**STATED EXERCISE**
Reproduce every line of the listing below verbatim, omitting any pictures from your answer.

☆ ☆ ☆ ☆ ☆

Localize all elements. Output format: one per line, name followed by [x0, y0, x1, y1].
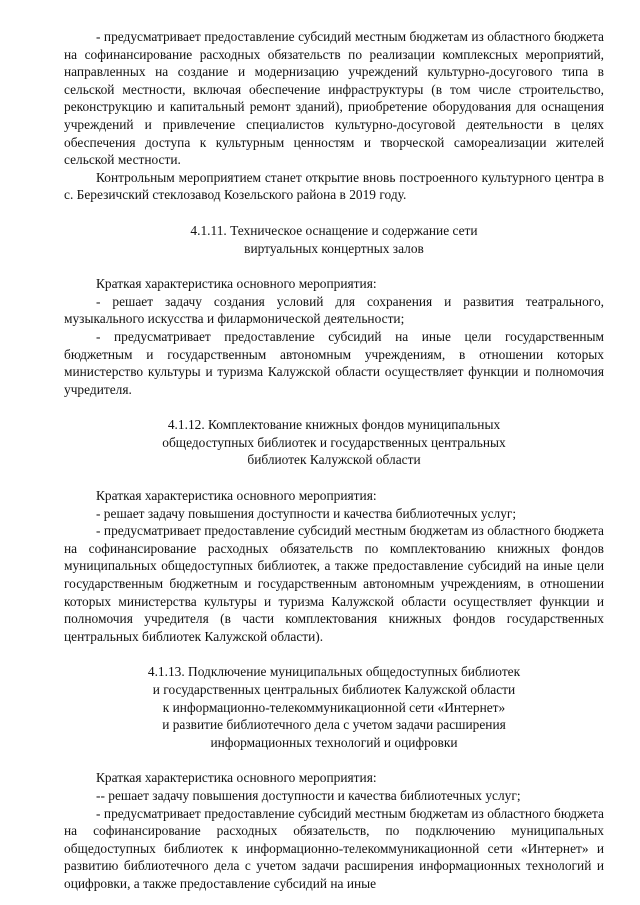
paragraph-brief-characteristic: Краткая характеристика основного мероприятия:	[96, 770, 377, 786]
heading-4-1-12	[64, 416, 604, 469]
heading-line: 4.1.11. Техническое оснащение и содержание сети	[190, 222, 478, 238]
heading-line: библиотек Калужской области	[247, 452, 421, 468]
heading-line: общедоступных библиотек и государственных центральных	[162, 434, 506, 450]
paragraph-provides: - предусматривает предоставление субсидий на иные цели государственным бюджетным и государственным автономным учреждениям, в отношении которых министерство культуры и туризма Калужской области осуществляет функции и полномочия учредителя.	[64, 328, 604, 397]
paragraph-provides: - предусматривает предоставление субсидий местным бюджетам из областного бюджета на софинансирование расходных обязательств, по подключению муниципальных общедоступных библиотек к информационно-телекоммуникационной сети «Интернет» и развитию библиотечного дела с учетом задачи расширения информационных технологий и оцифровки, а также предоставление субсидий на иные	[64, 805, 604, 891]
paragraph-provides: - предусматривает предоставление субсидий местным бюджетам из областного бюджета на софинансирование расходных обязательств по комплектованию книжных фондов муниципальных общедоступных библиотек, а также предоставление субсидий на иные цели государственным бюджетным и государственным автономным учреждениям, в отношении которых министерства культуры и туризма Калужской области осуществляет функции и полномочия учредителя (в части комплектования книжных фондов государственных центральных библиотек Калужской области).	[64, 523, 604, 644]
heading-line: и развитие библиотечного дела с учетом задачи расширения	[162, 717, 506, 733]
paragraph-brief-characteristic: Краткая характеристика основного мероприятия:	[96, 276, 377, 292]
heading-line: и государственных центральных библиотек Калужской области	[152, 682, 516, 697]
heading-line: 4.1.13. Подключение муниципальных общедоступных библиотек	[147, 664, 521, 680]
heading-line: 4.1.12. Комплектование книжных фондов муниципальных	[167, 417, 501, 433]
heading-line: информационных технологий и оцифровки	[210, 734, 458, 750]
paragraph-task: - решает задачу создания условий для сохранения и развития театрального, музыкального искусства и филармонической деятельности;	[64, 293, 604, 327]
paragraph-subsidy-rural-culture: - предусматривает предоставление субсидий местным бюджетам из областного бюджета на софинансирование расходных обязательств по реализации комплексных мероприятий, направленных на создание и модернизацию учреждений культурно-досугового типа в сельской местности, включая обеспечение инфраструктуры (в том числе строительство, реконструкцию и капитальный ремонт зданий), приобретение оборудования для оснащения учреждений и привлечение специалистов культурно-досуговой деятельности в целях обеспечения доступа к культурным ценностям и творческой самореализации жителей сельской местности.	[64, 29, 604, 168]
paragraph-brief-characteristic: Краткая характеристика основного мероприятия:	[96, 488, 377, 504]
heading-line: к информационно-телекоммуникационной сети «Интернет»	[162, 699, 506, 715]
heading-4-1-13	[64, 663, 604, 751]
heading-4-1-11	[64, 222, 604, 257]
paragraph-task: - решает задачу повышения доступности и качества библиотечных услуг;	[96, 505, 517, 521]
heading-line: виртуальных концертных залов	[244, 240, 424, 256]
paragraph-task: -- решает задачу повышения доступности и качества библиотечных услуг;	[96, 787, 521, 803]
paragraph-control-event: Контрольным мероприятием станет открытие вновь построенного культурного центра в с. Березичский стеклозавод Козельского района в 2019 году.	[64, 169, 604, 203]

☆ ☆ ☆ ☆ ☆

**EXPECTED OUTPUT**
Localize all elements. Output format: one per line, name followed by [x0, y0, x1, y1].
paragraph-brief-characteristic: Краткая характеристика основного мероприятия:	[96, 770, 377, 786]
heading-4-1-12	[64, 416, 604, 469]
heading-line: 4.1.11. Техническое оснащение и содержание сети	[190, 222, 478, 238]
heading-line: библиотек Калужской области	[247, 452, 421, 468]
heading-line: общедоступных библиотек и государственных центральных	[162, 434, 506, 450]
paragraph-provides: - предусматривает предоставление субсидий на иные цели государственным бюджетным и государственным автономным учреждениям, в отношении которых министерство культуры и туризма Калужской области осуществляет функции и полномочия учредителя.	[64, 328, 604, 397]
paragraph-provides: - предусматривает предоставление субсидий местным бюджетам из областного бюджета на софинансирование расходных обязательств, по подключению муниципальных общедоступных библиотек к информационно-телекоммуникационной сети «Интернет» и развитию библиотечного дела с учетом задачи расширения информационных технологий и оцифровки, а также предоставление субсидий на иные	[64, 805, 604, 891]
paragraph-provides: - предусматривает предоставление субсидий местным бюджетам из областного бюджета на софинансирование расходных обязательств по комплектованию книжных фондов муниципальных общедоступных библиотек, а также предоставление субсидий на иные цели государственным бюджетным и государственным автономным учреждениям, в отношении которых министерства культуры и туризма Калужской области осуществляет функции и полномочия учредителя (в части комплектования книжных фондов государственных центральных библиотек Калужской области).	[64, 523, 604, 644]
heading-line: и развитие библиотечного дела с учетом задачи расширения	[162, 717, 506, 733]
paragraph-brief-characteristic: Краткая характеристика основного мероприятия:	[96, 276, 377, 292]
heading-line: и государственных центральных библиотек Калужской области	[152, 682, 516, 697]
heading-line: 4.1.13. Подключение муниципальных общедоступных библиотек	[147, 664, 521, 680]
heading-line: 4.1.12. Комплектование книжных фондов муниципальных	[167, 417, 501, 433]
heading-line: информационных технологий и оцифровки	[210, 734, 458, 750]
paragraph-task: - решает задачу создания условий для сохранения и развития театрального, музыкального искусства и филармонической деятельности;	[64, 293, 604, 327]
paragraph-subsidy-rural-culture: - предусматривает предоставление субсидий местным бюджетам из областного бюджета на софинансирование расходных обязательств по реализации комплексных мероприятий, направленных на создание и модернизацию учреждений культурно-досугового типа в сельской местности, включая обеспечение инфраструктуры (в том числе строительство, реконструкцию и капитальный ремонт зданий), приобретение оборудования для оснащения учреждений и привлечение специалистов культурно-досуговой деятельности в целях обеспечения доступа к культурным ценностям и творческой самореализации жителей сельской местности.	[64, 29, 604, 168]
paragraph-brief-characteristic: Краткая характеристика основного мероприятия:	[96, 488, 377, 504]
heading-line: к информационно-телекоммуникационной сети «Интернет»	[162, 699, 506, 715]
heading-4-1-13	[64, 663, 604, 751]
heading-4-1-11	[64, 222, 604, 257]
paragraph-task: - решает задачу повышения доступности и качества библиотечных услуг;	[96, 505, 517, 521]
heading-line: виртуальных концертных залов	[244, 240, 424, 256]
paragraph-task: -- решает задачу повышения доступности и качества библиотечных услуг;	[96, 787, 521, 803]
paragraph-control-event: Контрольным мероприятием станет открытие вновь построенного культурного центра в с. Березичский стеклозавод Козельского района в 2019 году.	[64, 169, 604, 203]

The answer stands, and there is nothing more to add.